■ **INSTRUCTIONS FOR THE TASK**
Repeat the listing below in full, exactly as it stands.

■ **SUPPLIED MATERIAL**
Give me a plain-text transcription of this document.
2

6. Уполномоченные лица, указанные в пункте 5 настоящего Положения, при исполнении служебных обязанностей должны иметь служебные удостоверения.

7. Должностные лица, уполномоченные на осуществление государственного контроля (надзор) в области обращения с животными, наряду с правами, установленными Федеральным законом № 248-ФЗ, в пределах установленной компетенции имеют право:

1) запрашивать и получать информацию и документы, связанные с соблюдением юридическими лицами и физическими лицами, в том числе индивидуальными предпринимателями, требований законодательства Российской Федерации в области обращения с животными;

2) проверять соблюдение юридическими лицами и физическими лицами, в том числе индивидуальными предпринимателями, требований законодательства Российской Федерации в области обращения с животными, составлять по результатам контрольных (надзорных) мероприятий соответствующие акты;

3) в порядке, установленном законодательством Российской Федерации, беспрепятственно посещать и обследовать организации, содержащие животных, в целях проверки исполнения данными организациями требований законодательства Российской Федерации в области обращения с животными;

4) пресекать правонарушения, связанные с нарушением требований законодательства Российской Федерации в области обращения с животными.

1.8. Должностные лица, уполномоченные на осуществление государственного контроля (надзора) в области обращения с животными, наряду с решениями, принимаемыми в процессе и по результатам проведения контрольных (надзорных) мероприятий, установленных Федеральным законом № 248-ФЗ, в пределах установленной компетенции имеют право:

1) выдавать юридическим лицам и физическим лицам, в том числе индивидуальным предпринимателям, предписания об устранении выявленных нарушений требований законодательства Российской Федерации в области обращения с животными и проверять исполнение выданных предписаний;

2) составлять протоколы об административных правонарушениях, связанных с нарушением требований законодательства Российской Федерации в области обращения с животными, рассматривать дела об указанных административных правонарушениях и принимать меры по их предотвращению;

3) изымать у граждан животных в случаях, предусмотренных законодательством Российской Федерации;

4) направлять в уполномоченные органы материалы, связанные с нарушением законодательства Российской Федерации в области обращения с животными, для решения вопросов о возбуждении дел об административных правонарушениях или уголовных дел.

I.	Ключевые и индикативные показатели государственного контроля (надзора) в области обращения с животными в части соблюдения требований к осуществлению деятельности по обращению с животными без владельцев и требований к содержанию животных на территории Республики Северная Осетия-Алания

■ **RESULT**
Give me a plain-text transcription of this document.
2

6. Уполномоченные лица, указанные в пункте 5 настоящего Положения, при исполнении служебных обязанностей должны иметь служебные удостоверения.

7. Должностные лица, уполномоченные на осуществление государственного контроля (надзор) в области обращения с животными, наряду с правами, установленными Федеральным законом № 248-ФЗ, в пределах установленной компетенции имеют право:

1) запрашивать и получать информацию и документы, связанные с соблюдением юридическими лицами и физическими лицами, в том числе индивидуальными предпринимателями, требований законодательства Российской Федерации в области обращения с животными;

2) проверять соблюдение юридическими лицами и физическими лицами, в том числе индивидуальными предпринимателями, требований законодательства Российской Федерации в области обращения с животными, составлять по результатам контрольных (надзорных) мероприятий соответствующие акты;

3) в порядке, установленном законодательством Российской Федерации, беспрепятственно посещать и обследовать организации, содержащие животных, в целях проверки исполнения данными организациями требований законодательства Российской Федерации в области обращения с животными;

4) пресекать правонарушения, связанные с нарушением требований законодательства Российской Федерации в области обращения с животными.

1.8. Должностные лица, уполномоченные на осуществление государственного контроля (надзора) в области обращения с животными, наряду с решениями, принимаемыми в процессе и по результатам проведения контрольных (надзорных) мероприятий, установленных Федеральным законом № 248-ФЗ, в пределах установленной компетенции имеют право:

1) выдавать юридическим лицам и физическим лицам, в том числе индивидуальным предпринимателям, предписания об устранении выявленных нарушений требований законодательства Российской Федерации в области обращения с животными и проверять исполнение выданных предписаний;

2) составлять протоколы об административных правонарушениях, связанных с нарушением требований законодательства Российской Федерации в области обращения с животными, рассматривать дела об указанных административных правонарушениях и принимать меры по их предотвращению;

3) изымать у граждан животных в случаях, предусмотренных законодательством Российской Федерации;

4) направлять в уполномоченные органы материалы, связанные с нарушением законодательства Российской Федерации в области обращения с животными, для решения вопросов о возбуждении дел об административных правонарушениях или уголовных дел.

I.	Ключевые и индикативные показатели государственного контроля (надзора) в области обращения с животными в части соблюдения требований к осуществлению деятельности по обращению с животными без владельцев и требований к содержанию животных на территории Республики Северная Осетия-Алания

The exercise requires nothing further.